EXERCISE MATERIALS start

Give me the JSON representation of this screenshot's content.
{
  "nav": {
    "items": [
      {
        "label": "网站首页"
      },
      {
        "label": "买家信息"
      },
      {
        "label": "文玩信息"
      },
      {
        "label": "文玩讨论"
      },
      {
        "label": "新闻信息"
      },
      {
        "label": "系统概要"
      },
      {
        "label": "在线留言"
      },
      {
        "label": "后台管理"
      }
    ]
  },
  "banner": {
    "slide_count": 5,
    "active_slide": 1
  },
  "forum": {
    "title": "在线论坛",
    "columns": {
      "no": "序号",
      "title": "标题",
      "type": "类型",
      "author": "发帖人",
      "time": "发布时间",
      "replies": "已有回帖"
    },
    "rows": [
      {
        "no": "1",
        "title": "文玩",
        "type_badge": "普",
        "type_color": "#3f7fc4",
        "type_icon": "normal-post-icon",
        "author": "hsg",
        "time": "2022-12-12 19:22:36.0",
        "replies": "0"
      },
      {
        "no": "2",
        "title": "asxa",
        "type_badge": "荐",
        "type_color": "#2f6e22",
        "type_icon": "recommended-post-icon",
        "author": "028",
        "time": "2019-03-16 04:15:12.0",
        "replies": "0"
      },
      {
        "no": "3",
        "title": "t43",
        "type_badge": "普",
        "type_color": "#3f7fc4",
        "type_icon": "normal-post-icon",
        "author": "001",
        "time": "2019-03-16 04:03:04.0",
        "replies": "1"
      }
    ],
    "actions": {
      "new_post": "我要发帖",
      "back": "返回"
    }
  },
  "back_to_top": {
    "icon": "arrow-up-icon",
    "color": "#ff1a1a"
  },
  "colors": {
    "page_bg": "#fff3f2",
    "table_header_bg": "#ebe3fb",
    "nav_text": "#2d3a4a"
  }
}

EXERCISE MATERIALS end

**WHAT YOU NEED TO DO:** Set out the complete listing exactly as shown.

**FULL ANSWER:**
Give me the JSON representation of this screenshot's content.
{
  "nav": {
    "items": [
      {
        "label": "网站首页"
      },
      {
        "label": "买家信息"
      },
      {
        "label": "文玩信息"
      },
      {
        "label": "文玩讨论"
      },
      {
        "label": "新闻信息"
      },
      {
        "label": "系统概要"
      },
      {
        "label": "在线留言"
      },
      {
        "label": "后台管理"
      }
    ]
  },
  "banner": {
    "slide_count": 5,
    "active_slide": 1
  },
  "forum": {
    "title": "在线论坛",
    "columns": {
      "no": "序号",
      "title": "标题",
      "type": "类型",
      "author": "发帖人",
      "time": "发布时间",
      "replies": "已有回帖"
    },
    "rows": [
      {
        "no": "1",
        "title": "文玩",
        "type_badge": "普",
        "type_color": "#3f7fc4",
        "type_icon": "normal-post-icon",
        "author": "hsg",
        "time": "2022-12-12 19:22:36.0",
        "replies": "0"
      },
      {
        "no": "2",
        "title": "asxa",
        "type_badge": "荐",
        "type_color": "#2f6e22",
        "type_icon": "recommended-post-icon",
        "author": "028",
        "time": "2019-03-16 04:15:12.0",
        "replies": "0"
      },
      {
        "no": "3",
        "title": "t43",
        "type_badge": "普",
        "type_color": "#3f7fc4",
        "type_icon": "normal-post-icon",
        "author": "001",
        "time": "2019-03-16 04:03:04.0",
        "replies": "1"
      }
    ],
    "actions": {
      "new_post": "我要发帖",
      "back": "返回"
    }
  },
  "back_to_top": {
    "icon": "arrow-up-icon",
    "color": "#ff1a1a"
  },
  "colors": {
    "page_bg": "#fff3f2",
    "table_header_bg": "#ebe3fb",
    "nav_text": "#2d3a4a"
  }
}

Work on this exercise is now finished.